Filter the records below for the word "downloads". Copy each line that holds it.

= = = = =

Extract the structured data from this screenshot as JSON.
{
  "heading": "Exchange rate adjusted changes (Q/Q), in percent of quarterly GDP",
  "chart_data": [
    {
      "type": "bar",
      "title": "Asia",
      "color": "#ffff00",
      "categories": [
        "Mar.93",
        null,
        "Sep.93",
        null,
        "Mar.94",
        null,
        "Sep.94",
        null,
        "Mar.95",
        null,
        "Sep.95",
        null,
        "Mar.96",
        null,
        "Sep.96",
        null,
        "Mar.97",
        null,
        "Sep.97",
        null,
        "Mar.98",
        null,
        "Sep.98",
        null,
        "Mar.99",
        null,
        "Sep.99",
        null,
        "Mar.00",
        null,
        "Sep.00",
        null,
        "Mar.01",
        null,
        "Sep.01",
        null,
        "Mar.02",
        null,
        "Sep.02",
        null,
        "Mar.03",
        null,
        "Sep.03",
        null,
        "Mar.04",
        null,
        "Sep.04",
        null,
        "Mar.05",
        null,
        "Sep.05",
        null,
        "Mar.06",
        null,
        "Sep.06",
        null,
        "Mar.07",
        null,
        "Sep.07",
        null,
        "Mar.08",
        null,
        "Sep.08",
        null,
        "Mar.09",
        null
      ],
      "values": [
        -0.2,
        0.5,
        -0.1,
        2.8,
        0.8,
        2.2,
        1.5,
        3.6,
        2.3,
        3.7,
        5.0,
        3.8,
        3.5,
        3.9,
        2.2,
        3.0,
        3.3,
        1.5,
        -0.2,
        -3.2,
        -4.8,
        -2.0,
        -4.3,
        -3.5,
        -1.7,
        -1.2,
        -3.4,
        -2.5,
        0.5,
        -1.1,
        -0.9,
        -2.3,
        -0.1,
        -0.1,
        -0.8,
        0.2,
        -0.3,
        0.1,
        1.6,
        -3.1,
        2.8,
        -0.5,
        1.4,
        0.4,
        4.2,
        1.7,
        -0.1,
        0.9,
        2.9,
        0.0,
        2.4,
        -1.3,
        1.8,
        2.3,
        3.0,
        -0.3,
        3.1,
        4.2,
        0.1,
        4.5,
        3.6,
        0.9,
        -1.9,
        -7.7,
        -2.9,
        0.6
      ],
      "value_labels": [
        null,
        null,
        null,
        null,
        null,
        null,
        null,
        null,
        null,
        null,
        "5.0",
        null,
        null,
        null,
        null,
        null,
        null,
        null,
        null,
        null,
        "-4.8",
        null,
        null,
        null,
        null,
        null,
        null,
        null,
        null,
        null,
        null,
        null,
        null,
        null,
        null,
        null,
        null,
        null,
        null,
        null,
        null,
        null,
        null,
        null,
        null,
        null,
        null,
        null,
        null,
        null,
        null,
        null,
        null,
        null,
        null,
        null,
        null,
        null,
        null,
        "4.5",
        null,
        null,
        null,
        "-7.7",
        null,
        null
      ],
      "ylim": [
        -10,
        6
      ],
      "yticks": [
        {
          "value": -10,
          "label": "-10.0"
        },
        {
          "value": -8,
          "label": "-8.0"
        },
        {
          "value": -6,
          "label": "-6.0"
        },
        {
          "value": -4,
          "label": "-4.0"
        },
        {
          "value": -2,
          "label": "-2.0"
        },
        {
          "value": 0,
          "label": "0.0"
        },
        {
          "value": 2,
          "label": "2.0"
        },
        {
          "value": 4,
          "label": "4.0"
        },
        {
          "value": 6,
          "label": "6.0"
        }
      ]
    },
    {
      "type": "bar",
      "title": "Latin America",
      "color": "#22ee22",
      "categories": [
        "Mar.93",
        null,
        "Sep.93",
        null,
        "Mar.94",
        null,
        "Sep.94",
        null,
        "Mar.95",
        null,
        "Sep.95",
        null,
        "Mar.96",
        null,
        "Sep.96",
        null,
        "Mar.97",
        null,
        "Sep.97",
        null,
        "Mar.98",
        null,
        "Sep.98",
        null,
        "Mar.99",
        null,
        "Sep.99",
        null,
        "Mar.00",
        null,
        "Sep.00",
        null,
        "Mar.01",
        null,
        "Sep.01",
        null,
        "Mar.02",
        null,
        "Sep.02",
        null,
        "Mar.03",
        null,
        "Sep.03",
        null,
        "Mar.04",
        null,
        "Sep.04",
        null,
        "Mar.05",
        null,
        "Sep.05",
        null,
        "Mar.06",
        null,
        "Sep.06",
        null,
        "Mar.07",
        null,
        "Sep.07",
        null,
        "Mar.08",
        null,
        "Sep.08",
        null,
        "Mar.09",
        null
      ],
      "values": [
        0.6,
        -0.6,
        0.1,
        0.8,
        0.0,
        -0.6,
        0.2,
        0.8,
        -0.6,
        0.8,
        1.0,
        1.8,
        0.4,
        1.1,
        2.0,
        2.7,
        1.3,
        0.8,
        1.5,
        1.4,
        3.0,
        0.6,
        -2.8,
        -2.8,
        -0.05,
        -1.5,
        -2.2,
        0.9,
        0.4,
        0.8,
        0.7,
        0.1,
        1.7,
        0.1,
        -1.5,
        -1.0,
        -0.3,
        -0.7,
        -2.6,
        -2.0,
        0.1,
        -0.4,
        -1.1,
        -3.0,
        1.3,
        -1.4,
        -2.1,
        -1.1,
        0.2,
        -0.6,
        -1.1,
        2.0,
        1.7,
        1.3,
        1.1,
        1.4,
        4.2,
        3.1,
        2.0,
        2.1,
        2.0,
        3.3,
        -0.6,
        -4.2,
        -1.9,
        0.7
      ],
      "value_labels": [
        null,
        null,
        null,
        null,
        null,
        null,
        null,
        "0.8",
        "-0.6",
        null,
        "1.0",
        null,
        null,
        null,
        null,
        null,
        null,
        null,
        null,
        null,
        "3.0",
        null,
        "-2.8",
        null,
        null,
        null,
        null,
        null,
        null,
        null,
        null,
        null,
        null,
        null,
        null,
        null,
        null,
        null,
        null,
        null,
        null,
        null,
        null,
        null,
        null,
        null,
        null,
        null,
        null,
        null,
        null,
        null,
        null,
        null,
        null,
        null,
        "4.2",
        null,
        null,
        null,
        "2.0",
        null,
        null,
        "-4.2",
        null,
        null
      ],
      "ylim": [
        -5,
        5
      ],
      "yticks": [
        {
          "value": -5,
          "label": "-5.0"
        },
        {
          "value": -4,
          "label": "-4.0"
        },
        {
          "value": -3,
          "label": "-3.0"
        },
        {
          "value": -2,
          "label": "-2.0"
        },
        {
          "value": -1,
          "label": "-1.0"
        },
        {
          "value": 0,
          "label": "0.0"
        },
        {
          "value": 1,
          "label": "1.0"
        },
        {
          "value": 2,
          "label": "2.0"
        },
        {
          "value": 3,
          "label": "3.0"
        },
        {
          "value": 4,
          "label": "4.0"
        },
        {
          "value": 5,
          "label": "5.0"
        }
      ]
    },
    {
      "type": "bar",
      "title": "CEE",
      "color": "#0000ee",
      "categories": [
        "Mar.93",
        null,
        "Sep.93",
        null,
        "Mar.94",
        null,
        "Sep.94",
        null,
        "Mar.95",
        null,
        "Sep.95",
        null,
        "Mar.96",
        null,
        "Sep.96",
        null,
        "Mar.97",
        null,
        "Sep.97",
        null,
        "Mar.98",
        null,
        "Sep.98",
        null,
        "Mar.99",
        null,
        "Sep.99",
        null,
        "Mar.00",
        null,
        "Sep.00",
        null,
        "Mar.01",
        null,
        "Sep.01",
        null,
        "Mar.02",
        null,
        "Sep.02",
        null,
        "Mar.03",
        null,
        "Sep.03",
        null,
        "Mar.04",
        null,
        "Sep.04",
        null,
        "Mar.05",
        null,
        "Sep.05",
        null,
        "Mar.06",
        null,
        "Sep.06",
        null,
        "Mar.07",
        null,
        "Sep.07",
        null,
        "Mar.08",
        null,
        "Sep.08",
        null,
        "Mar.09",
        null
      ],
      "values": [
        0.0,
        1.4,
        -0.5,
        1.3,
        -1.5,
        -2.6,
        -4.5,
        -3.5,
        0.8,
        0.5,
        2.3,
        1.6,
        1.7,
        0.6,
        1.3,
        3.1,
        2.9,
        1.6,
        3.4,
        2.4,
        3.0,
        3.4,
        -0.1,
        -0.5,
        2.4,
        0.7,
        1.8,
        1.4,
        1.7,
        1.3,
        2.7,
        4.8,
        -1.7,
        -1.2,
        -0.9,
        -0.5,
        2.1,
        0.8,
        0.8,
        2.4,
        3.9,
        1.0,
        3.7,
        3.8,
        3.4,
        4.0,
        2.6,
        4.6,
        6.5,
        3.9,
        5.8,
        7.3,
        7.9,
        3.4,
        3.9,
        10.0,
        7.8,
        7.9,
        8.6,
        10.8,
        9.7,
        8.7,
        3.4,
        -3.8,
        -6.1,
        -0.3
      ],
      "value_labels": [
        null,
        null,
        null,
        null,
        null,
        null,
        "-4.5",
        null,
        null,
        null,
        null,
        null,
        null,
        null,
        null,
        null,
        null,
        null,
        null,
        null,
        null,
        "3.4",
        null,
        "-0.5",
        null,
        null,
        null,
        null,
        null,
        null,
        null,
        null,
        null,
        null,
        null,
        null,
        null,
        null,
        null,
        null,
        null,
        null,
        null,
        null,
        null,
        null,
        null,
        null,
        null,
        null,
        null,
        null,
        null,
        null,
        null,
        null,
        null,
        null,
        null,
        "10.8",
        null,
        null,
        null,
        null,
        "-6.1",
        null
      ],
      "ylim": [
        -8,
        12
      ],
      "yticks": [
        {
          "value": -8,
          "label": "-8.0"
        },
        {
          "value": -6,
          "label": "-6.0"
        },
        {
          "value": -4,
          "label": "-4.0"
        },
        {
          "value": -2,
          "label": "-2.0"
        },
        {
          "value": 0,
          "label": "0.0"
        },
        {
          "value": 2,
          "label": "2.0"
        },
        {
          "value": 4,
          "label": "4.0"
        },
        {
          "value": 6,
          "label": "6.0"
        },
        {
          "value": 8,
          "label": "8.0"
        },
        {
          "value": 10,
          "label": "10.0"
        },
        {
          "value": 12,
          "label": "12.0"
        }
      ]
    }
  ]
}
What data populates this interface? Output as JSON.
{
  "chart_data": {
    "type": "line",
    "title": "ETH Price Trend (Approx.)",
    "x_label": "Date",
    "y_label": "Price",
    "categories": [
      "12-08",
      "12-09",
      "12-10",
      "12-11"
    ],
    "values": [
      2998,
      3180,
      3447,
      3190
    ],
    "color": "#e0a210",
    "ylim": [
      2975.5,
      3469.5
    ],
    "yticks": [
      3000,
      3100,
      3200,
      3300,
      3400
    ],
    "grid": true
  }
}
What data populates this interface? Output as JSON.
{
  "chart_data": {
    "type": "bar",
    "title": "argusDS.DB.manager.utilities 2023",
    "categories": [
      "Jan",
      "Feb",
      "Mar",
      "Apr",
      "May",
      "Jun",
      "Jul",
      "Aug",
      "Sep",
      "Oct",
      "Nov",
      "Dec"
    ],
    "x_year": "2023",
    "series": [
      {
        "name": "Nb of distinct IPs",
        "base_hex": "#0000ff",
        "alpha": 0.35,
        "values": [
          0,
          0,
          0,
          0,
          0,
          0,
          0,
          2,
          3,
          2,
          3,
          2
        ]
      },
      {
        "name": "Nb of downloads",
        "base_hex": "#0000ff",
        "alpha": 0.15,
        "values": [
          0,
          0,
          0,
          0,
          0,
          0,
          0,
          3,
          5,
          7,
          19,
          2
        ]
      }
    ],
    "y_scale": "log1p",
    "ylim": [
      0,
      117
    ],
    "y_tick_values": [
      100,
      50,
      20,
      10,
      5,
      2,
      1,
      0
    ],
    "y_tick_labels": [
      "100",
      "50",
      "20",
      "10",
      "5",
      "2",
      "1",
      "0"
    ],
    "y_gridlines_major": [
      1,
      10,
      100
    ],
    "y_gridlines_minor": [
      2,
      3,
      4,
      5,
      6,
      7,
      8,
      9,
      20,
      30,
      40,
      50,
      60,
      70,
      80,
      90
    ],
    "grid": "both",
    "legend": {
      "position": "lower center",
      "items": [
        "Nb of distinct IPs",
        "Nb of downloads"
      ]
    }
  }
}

= = = = =

:: TASK ANSWER ::
        "name": "Nb of downloads",
        "Nb of downloads"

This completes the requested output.